Given request 1
What three reasons for Elvis's decline does the passage about his decline name?
Given request 2
Please continue the passage about Elvis's decline, picking up right after its final sentence.

==== Excerpted passage ====

Reasons for the decline

The reasons for Elvis's decline were loneliness, boredom and depression.

"Col." Tom Parker is to be credited with launching Elvis's career and making him wealthy, but in the long term Parker was only interested in money, not in Elvis's artistic abilities or development.  He stunted Elvis's career by locking him into long contracts.  The Memphis Mafia ("The Twelve") didn't understand or appreciate Elvis's spiritual views, nor did Priscilla at the time.  So there were very few people he could really confide in and talk to.  However, this may not be entirely true - according to a non-standard source, he spent a fair amount of time on the telephone and had "telephone friends".

In later years, boredom and disappointment that his career was going nowhere led to his increasing addiction to prescription drugs, which in turn affected his physical condition, moods and behaviour.  Strong painkillers can cause problems such as colon blockage, which he suffered from.  He was told by Sri Daya Mata that the goal of SRF was to strike a balance between body, mind and spirit, but that he was letting his body go; he should focus on exercise and proper nutrition.  Elvis failed to heed this advice, believing in "mind over matter".


Saint Elvis

The final chapter, "Epilogue" is called Saint Elvis and discusses possible paranormal happenings at the time of, and after, Elvis's death.  In his live performances he could cast a spell on his audiences with his larger-than-life presence, his charisma and psychic energy.  The qualities that make him saint-like are what he is remembered for, not his shortcomings.  Specifically, these are his generous spirit, his compassion for the sick, his healings, his help for people in difficult situations and his large annual donations to charities.  He inspired veneration.

==== Provided information ====

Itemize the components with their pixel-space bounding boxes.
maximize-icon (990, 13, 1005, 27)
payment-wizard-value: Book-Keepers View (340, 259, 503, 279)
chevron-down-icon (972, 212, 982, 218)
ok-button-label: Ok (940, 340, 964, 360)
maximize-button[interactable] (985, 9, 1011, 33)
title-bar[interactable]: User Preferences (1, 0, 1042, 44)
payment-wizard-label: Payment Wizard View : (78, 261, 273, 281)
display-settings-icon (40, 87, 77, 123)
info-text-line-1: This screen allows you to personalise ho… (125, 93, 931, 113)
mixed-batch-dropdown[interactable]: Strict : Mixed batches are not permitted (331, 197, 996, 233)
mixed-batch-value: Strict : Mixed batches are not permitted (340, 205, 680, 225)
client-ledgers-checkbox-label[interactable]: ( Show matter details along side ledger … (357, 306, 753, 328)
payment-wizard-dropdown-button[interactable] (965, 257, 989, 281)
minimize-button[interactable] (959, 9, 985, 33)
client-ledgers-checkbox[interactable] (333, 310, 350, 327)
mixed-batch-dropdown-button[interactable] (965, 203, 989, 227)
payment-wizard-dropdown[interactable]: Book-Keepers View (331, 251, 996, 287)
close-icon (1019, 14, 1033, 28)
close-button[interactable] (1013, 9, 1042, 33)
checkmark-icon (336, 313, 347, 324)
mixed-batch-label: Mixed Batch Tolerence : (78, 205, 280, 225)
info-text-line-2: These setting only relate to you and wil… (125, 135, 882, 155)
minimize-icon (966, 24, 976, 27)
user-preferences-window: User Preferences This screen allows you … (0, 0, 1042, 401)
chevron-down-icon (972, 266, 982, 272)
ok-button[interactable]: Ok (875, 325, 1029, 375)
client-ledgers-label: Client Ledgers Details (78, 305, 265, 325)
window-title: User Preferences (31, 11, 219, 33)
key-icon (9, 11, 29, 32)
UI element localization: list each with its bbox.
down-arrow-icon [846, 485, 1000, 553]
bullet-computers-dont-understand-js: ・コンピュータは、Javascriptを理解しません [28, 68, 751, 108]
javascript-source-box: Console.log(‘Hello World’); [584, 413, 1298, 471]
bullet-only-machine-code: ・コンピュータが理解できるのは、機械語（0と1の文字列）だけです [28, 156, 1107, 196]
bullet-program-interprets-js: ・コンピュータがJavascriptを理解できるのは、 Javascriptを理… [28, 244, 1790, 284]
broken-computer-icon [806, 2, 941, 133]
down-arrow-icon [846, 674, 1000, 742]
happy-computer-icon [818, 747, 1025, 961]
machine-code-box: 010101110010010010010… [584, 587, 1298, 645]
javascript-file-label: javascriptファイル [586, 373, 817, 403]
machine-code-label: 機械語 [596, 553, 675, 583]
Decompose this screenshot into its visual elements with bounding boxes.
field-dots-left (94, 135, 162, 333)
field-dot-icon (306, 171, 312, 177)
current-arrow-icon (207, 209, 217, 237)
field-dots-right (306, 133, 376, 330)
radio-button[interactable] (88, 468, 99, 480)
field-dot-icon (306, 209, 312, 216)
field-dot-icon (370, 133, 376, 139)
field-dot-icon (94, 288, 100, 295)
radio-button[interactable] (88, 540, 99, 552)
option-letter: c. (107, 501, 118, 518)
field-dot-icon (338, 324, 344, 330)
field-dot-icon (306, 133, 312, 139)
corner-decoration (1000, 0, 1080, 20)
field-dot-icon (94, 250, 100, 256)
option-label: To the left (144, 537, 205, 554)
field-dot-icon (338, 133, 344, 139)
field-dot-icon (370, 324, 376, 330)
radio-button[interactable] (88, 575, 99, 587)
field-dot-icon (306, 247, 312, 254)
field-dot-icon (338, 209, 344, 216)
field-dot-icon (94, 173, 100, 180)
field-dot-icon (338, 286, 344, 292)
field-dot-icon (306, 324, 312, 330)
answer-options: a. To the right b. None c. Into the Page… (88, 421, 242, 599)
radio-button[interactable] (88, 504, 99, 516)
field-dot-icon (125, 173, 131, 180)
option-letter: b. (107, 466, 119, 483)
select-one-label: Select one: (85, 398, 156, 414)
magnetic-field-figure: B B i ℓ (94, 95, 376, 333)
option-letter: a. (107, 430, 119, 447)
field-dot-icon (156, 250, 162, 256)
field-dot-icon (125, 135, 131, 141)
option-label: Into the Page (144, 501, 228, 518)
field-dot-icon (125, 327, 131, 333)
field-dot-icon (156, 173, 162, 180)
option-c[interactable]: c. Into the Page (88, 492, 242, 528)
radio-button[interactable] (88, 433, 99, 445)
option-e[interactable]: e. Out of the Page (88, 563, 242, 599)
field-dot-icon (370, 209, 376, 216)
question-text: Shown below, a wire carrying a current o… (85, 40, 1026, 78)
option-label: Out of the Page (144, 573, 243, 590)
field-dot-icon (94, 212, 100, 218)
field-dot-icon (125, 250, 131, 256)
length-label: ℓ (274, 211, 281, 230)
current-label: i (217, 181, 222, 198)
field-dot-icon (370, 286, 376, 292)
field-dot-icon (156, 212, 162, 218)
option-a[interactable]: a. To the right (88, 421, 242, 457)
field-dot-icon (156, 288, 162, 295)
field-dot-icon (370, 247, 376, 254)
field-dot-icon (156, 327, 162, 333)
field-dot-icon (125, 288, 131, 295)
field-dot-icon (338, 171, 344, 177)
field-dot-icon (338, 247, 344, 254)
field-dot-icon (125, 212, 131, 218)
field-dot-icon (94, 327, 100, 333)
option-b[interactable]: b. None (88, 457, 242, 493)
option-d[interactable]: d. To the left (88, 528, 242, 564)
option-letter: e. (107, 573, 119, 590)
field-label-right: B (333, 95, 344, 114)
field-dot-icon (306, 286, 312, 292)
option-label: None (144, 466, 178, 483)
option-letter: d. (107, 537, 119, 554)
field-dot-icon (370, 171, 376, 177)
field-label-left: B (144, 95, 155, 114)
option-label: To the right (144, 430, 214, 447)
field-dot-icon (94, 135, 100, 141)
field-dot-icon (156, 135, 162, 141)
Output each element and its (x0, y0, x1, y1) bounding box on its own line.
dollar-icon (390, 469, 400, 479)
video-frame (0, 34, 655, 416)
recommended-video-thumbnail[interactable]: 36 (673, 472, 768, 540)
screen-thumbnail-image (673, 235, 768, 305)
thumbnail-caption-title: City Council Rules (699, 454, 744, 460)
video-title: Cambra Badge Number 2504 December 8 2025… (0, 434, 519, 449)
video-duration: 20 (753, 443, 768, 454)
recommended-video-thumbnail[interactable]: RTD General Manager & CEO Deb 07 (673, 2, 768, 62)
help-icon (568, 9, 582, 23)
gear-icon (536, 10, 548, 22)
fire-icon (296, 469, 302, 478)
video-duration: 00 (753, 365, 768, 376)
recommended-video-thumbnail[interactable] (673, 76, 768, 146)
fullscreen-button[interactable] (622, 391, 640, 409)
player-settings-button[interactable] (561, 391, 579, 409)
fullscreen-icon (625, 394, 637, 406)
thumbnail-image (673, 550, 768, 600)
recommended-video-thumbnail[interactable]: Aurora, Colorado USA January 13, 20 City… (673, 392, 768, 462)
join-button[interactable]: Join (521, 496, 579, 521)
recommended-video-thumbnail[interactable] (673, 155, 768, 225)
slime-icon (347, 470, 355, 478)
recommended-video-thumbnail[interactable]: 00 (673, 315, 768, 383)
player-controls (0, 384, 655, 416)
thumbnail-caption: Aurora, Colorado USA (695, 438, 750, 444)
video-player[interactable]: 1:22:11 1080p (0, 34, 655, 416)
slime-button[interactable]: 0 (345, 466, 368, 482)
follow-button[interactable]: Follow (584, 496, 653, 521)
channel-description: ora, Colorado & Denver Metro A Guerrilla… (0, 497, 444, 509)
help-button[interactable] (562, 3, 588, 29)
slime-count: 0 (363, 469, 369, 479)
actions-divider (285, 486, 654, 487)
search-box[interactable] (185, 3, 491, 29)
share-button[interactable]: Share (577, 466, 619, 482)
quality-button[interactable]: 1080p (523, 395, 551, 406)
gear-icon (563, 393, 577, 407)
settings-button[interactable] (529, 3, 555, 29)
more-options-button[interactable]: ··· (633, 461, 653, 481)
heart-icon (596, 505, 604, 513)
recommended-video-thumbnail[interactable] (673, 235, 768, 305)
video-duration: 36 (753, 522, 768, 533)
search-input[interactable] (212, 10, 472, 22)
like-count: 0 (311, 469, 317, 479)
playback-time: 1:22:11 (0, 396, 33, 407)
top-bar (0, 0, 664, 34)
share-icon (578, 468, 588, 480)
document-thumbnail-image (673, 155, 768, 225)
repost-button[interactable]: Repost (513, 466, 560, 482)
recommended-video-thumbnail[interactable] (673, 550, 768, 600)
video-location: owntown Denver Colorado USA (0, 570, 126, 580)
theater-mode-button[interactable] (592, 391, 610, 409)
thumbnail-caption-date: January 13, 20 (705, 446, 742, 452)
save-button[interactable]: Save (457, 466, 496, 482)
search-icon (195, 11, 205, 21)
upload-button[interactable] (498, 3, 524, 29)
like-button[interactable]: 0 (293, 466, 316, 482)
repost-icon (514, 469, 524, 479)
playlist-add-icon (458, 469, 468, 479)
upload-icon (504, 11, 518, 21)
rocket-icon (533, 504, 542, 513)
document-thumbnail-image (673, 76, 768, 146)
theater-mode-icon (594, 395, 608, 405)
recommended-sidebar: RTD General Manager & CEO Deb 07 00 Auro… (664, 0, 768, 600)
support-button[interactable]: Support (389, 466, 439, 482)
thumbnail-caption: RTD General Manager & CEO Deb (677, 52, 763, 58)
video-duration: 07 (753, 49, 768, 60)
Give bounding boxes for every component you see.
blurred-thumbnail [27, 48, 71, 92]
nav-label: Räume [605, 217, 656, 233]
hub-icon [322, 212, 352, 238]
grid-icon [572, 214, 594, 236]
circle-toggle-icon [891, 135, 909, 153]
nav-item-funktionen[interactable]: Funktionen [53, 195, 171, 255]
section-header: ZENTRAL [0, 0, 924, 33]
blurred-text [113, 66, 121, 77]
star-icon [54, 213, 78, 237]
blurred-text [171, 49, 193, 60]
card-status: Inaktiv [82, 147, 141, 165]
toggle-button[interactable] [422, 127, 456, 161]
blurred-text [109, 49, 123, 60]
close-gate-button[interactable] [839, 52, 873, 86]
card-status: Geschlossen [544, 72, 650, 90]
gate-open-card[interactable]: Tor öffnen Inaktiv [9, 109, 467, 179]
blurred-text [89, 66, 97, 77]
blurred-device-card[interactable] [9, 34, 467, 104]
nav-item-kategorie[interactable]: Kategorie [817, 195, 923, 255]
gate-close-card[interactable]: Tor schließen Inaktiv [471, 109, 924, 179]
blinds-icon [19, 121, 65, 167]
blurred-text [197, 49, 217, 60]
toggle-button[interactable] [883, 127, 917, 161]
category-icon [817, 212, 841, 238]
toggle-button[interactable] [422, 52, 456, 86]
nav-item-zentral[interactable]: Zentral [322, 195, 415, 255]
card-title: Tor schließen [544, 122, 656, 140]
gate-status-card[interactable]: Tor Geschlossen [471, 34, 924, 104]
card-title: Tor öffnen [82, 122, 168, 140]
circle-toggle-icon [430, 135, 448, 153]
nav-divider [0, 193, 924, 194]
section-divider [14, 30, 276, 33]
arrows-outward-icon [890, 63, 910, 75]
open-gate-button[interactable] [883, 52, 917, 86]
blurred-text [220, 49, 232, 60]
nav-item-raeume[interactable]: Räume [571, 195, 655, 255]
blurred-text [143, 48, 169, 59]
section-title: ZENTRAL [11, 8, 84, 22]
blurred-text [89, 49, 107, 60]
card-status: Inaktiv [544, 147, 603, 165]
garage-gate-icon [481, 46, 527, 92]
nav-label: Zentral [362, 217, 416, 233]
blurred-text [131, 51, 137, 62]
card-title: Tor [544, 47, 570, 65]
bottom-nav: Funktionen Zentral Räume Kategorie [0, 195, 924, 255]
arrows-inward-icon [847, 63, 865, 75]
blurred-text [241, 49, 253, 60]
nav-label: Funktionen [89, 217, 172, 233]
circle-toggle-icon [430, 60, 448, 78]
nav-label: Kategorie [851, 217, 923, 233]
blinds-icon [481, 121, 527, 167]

====

Written answer 1
Loneliness, boredom and depression.

Written answer 2
Purpose in life

Elvis repeatedly questioned his purpose in life.  He decided that he was on Earth to uplift people and make them happy.  I suggest that his purpose was much broader.  Through his actions and songs he was a unifying force, counteracting racism (viz. the song "If I can dream", based on Dr Martin Luther King Jr's speech "I have a dream"), demonstrating love and compassion, helping friends and complete strangers, and awakening spiritual awareness in others.  The messages are still there in his songs and still affect people today.

Spiritual biographies of other pop singers
Tillery also wrote spiritual biographies of John Lennon and George Harrison, being the two members of the Beatles who were interested in spirituality.

A review of Tillery's book on John Lennon, published in 2009, can be found here:

and a review of his book on George Harrison, published in 2011, can be found here:

So all three - Elvis Presley, John Lennon and George Harrison - had an impoverished, working class background and wanted to elevate the human spirit.  Elvis and George Harrison practiced meditation and were interested in Eastern religions; they had great compassion and empathy for the suffering of others.  Both tried and renounced mind-expanding drugs.  All three were thinkers and searchers for truth and each was great in his own way.

Overall Verdict on The Seeker King: So much has been written about Elvis that it could asked whether The Seeker King contains anything new.  There are at least a dozen books about the spiritual side of Elvis.  But many standard reference works spend more time documenting every aspect of Elvis's life than on commentary and analysis.
Tillery has drawn on the standard reference works but also researched other sources too.  He doesn't just recount the Elvis story: he highlights important events in Elvis's life, discussing their significance and impact on Elvis and his spiritual progress.  While there may not be many new facts in this book, there is more analysis and perspective of where Elvis fits into the scheme of things.


Review by Susan MacDougall.
-Copyright EIN August 2017 - DO NOT COPY -
EIN Website content © Copyright the Elvis Information Network.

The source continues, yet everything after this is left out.